**Work to be completed**
Copy every line of the material below, word for word, with nothing changed or left out.
** Begin Supplied records **
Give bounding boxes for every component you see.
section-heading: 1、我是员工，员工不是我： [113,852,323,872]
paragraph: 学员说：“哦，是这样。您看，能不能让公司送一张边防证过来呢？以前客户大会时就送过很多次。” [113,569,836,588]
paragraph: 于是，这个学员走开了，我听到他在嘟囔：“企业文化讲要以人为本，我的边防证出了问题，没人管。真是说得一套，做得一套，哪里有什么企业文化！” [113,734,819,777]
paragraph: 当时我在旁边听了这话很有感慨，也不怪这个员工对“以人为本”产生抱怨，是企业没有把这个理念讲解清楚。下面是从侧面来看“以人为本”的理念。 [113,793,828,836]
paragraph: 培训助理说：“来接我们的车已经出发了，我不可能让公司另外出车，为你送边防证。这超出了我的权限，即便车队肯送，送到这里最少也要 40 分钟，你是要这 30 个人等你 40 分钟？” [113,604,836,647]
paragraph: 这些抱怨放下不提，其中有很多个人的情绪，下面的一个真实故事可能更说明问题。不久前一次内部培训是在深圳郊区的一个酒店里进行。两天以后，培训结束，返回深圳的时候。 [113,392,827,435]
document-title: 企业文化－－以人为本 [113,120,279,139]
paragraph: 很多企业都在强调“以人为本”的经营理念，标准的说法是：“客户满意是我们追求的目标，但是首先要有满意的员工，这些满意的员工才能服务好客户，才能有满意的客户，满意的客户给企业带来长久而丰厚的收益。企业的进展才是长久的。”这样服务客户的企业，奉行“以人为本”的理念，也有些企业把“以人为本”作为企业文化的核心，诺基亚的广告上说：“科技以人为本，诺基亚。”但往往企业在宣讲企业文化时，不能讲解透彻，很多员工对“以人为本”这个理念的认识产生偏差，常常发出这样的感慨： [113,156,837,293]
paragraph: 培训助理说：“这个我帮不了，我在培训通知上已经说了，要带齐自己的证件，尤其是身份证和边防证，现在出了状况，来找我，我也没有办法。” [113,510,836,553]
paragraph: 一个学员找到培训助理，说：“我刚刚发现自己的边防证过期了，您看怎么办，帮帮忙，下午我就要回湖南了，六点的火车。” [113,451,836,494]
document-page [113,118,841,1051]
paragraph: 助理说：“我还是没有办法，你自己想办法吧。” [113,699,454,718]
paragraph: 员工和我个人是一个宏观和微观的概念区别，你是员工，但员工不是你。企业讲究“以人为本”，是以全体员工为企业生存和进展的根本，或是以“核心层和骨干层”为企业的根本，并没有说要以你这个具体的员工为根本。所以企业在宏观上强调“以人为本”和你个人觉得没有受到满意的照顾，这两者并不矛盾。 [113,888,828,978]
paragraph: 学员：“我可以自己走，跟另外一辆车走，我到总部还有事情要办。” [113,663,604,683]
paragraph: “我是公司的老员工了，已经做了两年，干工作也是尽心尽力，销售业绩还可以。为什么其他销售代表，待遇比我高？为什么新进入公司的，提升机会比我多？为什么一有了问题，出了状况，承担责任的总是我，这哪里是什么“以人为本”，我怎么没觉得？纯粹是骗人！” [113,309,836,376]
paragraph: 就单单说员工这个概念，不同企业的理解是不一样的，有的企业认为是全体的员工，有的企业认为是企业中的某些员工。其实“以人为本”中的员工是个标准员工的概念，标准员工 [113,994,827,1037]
** End Supplied records **
**Final result**
Give bounding boxes for every component you see.
section-heading: 1、我是员工，员工不是我： [113,852,323,872]
paragraph: 学员说：“哦，是这样。您看，能不能让公司送一张边防证过来呢？以前客户大会时就送过很多次。” [113,569,836,588]
paragraph: 于是，这个学员走开了，我听到他在嘟囔：“企业文化讲要以人为本，我的边防证出了问题，没人管。真是说得一套，做得一套，哪里有什么企业文化！” [113,734,819,777]
paragraph: 当时我在旁边听了这话很有感慨，也不怪这个员工对“以人为本”产生抱怨，是企业没有把这个理念讲解清楚。下面是从侧面来看“以人为本”的理念。 [113,793,828,836]
paragraph: 培训助理说：“来接我们的车已经出发了，我不可能让公司另外出车，为你送边防证。这超出了我的权限，即便车队肯送，送到这里最少也要 40 分钟，你是要这 30 个人等你 40 分钟？” [113,604,836,647]
paragraph: 这些抱怨放下不提，其中有很多个人的情绪，下面的一个真实故事可能更说明问题。不久前一次内部培训是在深圳郊区的一个酒店里进行。两天以后，培训结束，返回深圳的时候。 [113,392,827,435]
document-title: 企业文化－－以人为本 [113,120,279,139]
paragraph: 很多企业都在强调“以人为本”的经营理念，标准的说法是：“客户满意是我们追求的目标，但是首先要有满意的员工，这些满意的员工才能服务好客户，才能有满意的客户，满意的客户给企业带来长久而丰厚的收益。企业的进展才是长久的。”这样服务客户的企业，奉行“以人为本”的理念，也有些企业把“以人为本”作为企业文化的核心，诺基亚的广告上说：“科技以人为本，诺基亚。”但往往企业在宣讲企业文化时，不能讲解透彻，很多员工对“以人为本”这个理念的认识产生偏差，常常发出这样的感慨： [113,156,837,293]
paragraph: 培训助理说：“这个我帮不了，我在培训通知上已经说了，要带齐自己的证件，尤其是身份证和边防证，现在出了状况，来找我，我也没有办法。” [113,510,836,553]
paragraph: 一个学员找到培训助理，说：“我刚刚发现自己的边防证过期了，您看怎么办，帮帮忙，下午我就要回湖南了，六点的火车。” [113,451,836,494]
document-page [113,118,841,1051]
paragraph: 助理说：“我还是没有办法，你自己想办法吧。” [113,699,454,718]
paragraph: 员工和我个人是一个宏观和微观的概念区别，你是员工，但员工不是你。企业讲究“以人为本”，是以全体员工为企业生存和进展的根本，或是以“核心层和骨干层”为企业的根本，并没有说要以你这个具体的员工为根本。所以企业在宏观上强调“以人为本”和你个人觉得没有受到满意的照顾，这两者并不矛盾。 [113,888,828,978]
paragraph: 学员：“我可以自己走，跟另外一辆车走，我到总部还有事情要办。” [113,663,604,683]
paragraph: “我是公司的老员工了，已经做了两年，干工作也是尽心尽力，销售业绩还可以。为什么其他销售代表，待遇比我高？为什么新进入公司的，提升机会比我多？为什么一有了问题，出了状况，承担责任的总是我，这哪里是什么“以人为本”，我怎么没觉得？纯粹是骗人！” [113,309,836,376]
paragraph: 就单单说员工这个概念，不同企业的理解是不一样的，有的企业认为是全体的员工，有的企业认为是企业中的某些员工。其实“以人为本”中的员工是个标准员工的概念，标准员工 [113,994,827,1037]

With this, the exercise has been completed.